■ Document segment
◆ ◆ ◆
At long last. Change we can believe in.
In choosing Leon Panetta to take charge of the CIA, President-elect Barak Obama
has shown he is determined to put an abrupt end to the lawlessness and deceit
with which the administration of George W. Bush has corrupted intelligence operations
and analysis.
First and foremost, the appointment gives hope that torture and "rendition"
(a euphemism for kidnapping people for delivery to foreign torture chambers)
is over – or will be in less than two weeks.
Character counts. And so does integrity.
With those qualities, and the backing of a new President, Panetta is equipped
to lead the CIA out of the wilderness into which it was driven by sycophantic
directors with very flexible attitudes toward truth, honesty and the law – directors
who deemed it their duty to do the President's bidding – legal or illegal; honest
or dishonest. In a city in which lapel-flags have been seen as adequate substitutes
for the Constitution, Panetta will bring a rigid adherence to the rule of law.
For Panetta this is no battlefield conversion. On torture, for example, this
is what he wrote a year ago:
"We cannot simply suspend [American ideals of human rights] in the
name of national security. Those who support torture may believe that we can
abuse captives in certain select circumstances and still be true to our values.
◆ ◆ ◆
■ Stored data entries

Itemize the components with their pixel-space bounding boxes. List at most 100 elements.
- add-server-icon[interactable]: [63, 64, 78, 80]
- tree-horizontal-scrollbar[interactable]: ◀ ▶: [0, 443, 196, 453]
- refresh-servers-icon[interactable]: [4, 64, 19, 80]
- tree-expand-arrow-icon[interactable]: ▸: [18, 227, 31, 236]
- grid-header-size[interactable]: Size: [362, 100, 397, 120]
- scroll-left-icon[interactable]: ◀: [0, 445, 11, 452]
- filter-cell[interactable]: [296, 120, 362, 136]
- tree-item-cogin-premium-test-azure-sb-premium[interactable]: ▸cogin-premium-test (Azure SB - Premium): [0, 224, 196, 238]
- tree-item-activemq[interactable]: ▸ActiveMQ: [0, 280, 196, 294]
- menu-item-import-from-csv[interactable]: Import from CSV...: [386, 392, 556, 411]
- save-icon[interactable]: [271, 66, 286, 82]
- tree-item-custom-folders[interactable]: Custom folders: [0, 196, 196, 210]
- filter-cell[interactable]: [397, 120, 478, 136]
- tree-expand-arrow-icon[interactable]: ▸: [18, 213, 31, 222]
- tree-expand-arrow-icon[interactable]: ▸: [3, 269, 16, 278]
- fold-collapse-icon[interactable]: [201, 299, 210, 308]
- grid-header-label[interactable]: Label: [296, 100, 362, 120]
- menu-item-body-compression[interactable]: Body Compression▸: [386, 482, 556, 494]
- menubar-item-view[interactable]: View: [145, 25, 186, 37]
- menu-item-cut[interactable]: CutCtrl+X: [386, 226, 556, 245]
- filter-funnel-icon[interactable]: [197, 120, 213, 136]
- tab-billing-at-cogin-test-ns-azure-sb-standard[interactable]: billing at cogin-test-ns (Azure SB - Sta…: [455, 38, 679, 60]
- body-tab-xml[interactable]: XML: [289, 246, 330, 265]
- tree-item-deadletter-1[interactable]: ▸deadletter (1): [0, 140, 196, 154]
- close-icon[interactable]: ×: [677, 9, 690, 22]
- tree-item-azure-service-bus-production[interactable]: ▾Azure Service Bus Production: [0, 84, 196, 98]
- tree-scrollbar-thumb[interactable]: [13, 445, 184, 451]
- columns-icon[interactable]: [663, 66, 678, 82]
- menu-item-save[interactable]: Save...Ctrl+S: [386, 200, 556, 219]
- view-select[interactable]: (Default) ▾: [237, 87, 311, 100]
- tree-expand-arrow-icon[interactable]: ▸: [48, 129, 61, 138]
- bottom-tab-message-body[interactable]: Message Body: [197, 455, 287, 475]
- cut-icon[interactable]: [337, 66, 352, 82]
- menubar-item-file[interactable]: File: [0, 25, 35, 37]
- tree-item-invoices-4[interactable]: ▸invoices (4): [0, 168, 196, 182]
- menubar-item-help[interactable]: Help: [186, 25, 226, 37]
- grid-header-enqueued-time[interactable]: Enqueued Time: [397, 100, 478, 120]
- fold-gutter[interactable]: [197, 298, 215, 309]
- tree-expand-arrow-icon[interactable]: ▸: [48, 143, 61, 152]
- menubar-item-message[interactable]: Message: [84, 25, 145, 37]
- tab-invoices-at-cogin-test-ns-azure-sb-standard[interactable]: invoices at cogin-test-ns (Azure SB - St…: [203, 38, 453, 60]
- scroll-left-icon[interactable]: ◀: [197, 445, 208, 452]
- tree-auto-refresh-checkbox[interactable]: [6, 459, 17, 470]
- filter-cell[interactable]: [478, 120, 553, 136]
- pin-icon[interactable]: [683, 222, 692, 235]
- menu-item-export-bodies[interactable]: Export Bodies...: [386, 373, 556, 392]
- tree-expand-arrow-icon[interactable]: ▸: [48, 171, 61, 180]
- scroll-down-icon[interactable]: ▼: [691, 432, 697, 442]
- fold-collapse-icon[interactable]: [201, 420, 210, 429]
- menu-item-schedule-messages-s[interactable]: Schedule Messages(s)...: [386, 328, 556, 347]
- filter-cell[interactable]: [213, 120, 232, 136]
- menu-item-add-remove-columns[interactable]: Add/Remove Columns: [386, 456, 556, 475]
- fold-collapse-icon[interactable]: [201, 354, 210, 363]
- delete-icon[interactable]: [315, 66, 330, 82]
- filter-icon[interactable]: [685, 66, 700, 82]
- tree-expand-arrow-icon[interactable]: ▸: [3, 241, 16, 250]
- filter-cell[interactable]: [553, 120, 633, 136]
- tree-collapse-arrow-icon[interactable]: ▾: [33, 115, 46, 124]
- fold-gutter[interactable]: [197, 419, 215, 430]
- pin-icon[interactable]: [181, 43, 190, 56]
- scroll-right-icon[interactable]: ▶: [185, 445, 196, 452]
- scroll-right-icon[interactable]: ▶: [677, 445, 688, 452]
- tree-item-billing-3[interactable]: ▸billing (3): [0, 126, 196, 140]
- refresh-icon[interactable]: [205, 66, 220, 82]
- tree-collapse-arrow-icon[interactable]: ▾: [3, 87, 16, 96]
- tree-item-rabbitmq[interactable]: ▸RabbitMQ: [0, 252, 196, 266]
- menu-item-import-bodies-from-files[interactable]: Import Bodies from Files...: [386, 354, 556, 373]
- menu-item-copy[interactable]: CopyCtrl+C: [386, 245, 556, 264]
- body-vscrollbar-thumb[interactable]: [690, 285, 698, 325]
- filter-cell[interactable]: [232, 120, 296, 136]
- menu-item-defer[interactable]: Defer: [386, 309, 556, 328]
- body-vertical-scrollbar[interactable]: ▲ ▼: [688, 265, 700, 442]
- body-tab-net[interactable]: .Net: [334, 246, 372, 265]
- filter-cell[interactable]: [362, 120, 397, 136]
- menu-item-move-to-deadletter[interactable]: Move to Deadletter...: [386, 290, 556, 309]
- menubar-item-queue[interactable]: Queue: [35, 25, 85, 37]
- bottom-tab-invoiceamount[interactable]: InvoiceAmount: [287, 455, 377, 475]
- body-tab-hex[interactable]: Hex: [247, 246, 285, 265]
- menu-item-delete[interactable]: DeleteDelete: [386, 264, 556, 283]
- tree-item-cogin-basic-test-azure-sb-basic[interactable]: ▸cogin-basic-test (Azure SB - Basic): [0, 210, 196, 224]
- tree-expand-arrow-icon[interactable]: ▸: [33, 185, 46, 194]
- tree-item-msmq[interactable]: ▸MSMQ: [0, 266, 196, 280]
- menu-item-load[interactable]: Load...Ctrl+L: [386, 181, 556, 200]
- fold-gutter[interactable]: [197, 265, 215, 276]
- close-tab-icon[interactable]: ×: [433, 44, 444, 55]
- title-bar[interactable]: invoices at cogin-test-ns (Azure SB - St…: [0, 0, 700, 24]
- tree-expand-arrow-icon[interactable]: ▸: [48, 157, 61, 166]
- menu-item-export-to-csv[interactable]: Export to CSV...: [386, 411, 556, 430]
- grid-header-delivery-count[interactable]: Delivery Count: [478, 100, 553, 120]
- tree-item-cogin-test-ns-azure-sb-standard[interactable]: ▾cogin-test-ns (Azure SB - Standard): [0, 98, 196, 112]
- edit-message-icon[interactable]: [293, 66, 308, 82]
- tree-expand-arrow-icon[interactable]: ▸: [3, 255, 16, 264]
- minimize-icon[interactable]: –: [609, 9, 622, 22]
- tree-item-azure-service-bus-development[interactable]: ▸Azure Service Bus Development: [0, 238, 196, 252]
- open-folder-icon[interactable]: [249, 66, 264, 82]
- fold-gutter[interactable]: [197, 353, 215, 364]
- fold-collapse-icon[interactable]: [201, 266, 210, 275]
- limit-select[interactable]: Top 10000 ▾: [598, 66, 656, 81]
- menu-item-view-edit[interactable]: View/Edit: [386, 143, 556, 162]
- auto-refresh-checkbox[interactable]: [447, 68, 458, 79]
◆ ◆ ◆
■ What to do
A. Quote the entries word for word, from their very first line through the line containing "- columns-icon[interactable]: [663, 66, 678, 82]", with both of those lines included.
B. Write what comes next in the commentary on Leon Panetta's appointment to head the CIA, picking up right after its last sentence.
The text and the entries were drawn from unrelated sources.

■ Responses per task
A.
Itemize the components with their pixel-space bounding boxes. List at most 100 elements.
- add-server-icon[interactable]: [63, 64, 78, 80]
- tree-horizontal-scrollbar[interactable]: ◀ ▶: [0, 443, 196, 453]
- refresh-servers-icon[interactable]: [4, 64, 19, 80]
- tree-expand-arrow-icon[interactable]: ▸: [18, 227, 31, 236]
- grid-header-size[interactable]: Size: [362, 100, 397, 120]
- scroll-left-icon[interactable]: ◀: [0, 445, 11, 452]
- filter-cell[interactable]: [296, 120, 362, 136]
- tree-item-cogin-premium-test-azure-sb-premium[interactable]: ▸cogin-premium-test (Azure SB - Premium): [0, 224, 196, 238]
- tree-item-activemq[interactable]: ▸ActiveMQ: [0, 280, 196, 294]
- menu-item-import-from-csv[interactable]: Import from CSV...: [386, 392, 556, 411]
- save-icon[interactable]: [271, 66, 286, 82]
- tree-item-custom-folders[interactable]: Custom folders: [0, 196, 196, 210]
- filter-cell[interactable]: [397, 120, 478, 136]
- tree-expand-arrow-icon[interactable]: ▸: [18, 213, 31, 222]
- tree-expand-arrow-icon[interactable]: ▸: [3, 269, 16, 278]
- fold-collapse-icon[interactable]: [201, 299, 210, 308]
- grid-header-label[interactable]: Label: [296, 100, 362, 120]
- menu-item-body-compression[interactable]: Body Compression▸: [386, 482, 556, 494]
- menubar-item-view[interactable]: View: [145, 25, 186, 37]
- menu-item-cut[interactable]: CutCtrl+X: [386, 226, 556, 245]
- filter-funnel-icon[interactable]: [197, 120, 213, 136]
- tab-billing-at-cogin-test-ns-azure-sb-standard[interactable]: billing at cogin-test-ns (Azure SB - Sta…: [455, 38, 679, 60]
- body-tab-xml[interactable]: XML: [289, 246, 330, 265]
- tree-item-deadletter-1[interactable]: ▸deadletter (1): [0, 140, 196, 154]
- close-icon[interactable]: ×: [677, 9, 690, 22]
- tree-item-azure-service-bus-production[interactable]: ▾Azure Service Bus Production: [0, 84, 196, 98]
- tree-scrollbar-thumb[interactable]: [13, 445, 184, 451]
- columns-icon[interactable]: [663, 66, 678, 82]

B.
But that is a false compromise. We either believe in the dignity of the individual,
the rule of law, and the prohibition of cruel and unusual punishment, or we
don't. There is no middle ground.
"We cannot and we must not use torture under any circumstances. We
are better than that."
Please tell those of your friends who rely solely on the Fawning Corporate
Media (FCM) that torture is a crime – not only under international law, but
also under the War Crimes Act (18 U.S.C. 2441) passed by a Republican-dominated
Congress in 1996. And besides that, torture can never be counted upon to yield
trustworthy intelligence – never.
As for integrity, this is nothing new for Leon Panetta. As head of President
Richard Nixon's Office of Civil Rights, he insisted on enforcing laws to protect
minorities even under pressure from Nixon to get in line with the Republican
"southern strategy" of neglecting civil rights. Rather than buckle to these
demands, Panetta resigned and later became a Democrat.
How Did We Get Here?
Political courage – like that demonstrated by
Panetta as a young man – was what was lacking as the Bush administration turned
America's principled repudiation of torture inside out, from the top down.
Unfortunately for President Bush, he cannot feign ignorance of this process,
since the White House itself has released a Memorandum for the President dated
Jan. 25. 2002, in which his lawyers apprised him of the seriousness of the War
Crimes Act and even noted, "punishments for violations of Section 2441
include the death penalty."
That memorandum, signed by then-White House Counsel Alberto Gonzales (but drafted
by Vice President Dick Cheney's lawyer, David Addington) warned specifically
of "prosecutors and independent counsels who may in the future decide to
pursue unwarranted charges based on Section 2441."
They then told Bush not to worry; that all he needed to do was to make a "determination
that the GPW [Geneva Convention on Prisoners of War] does not apply." They
added cheerily, "Your determination would create a reasonable basis in
law that Section 2441 does not apply, which would provide a solid defense to
any future prosecution."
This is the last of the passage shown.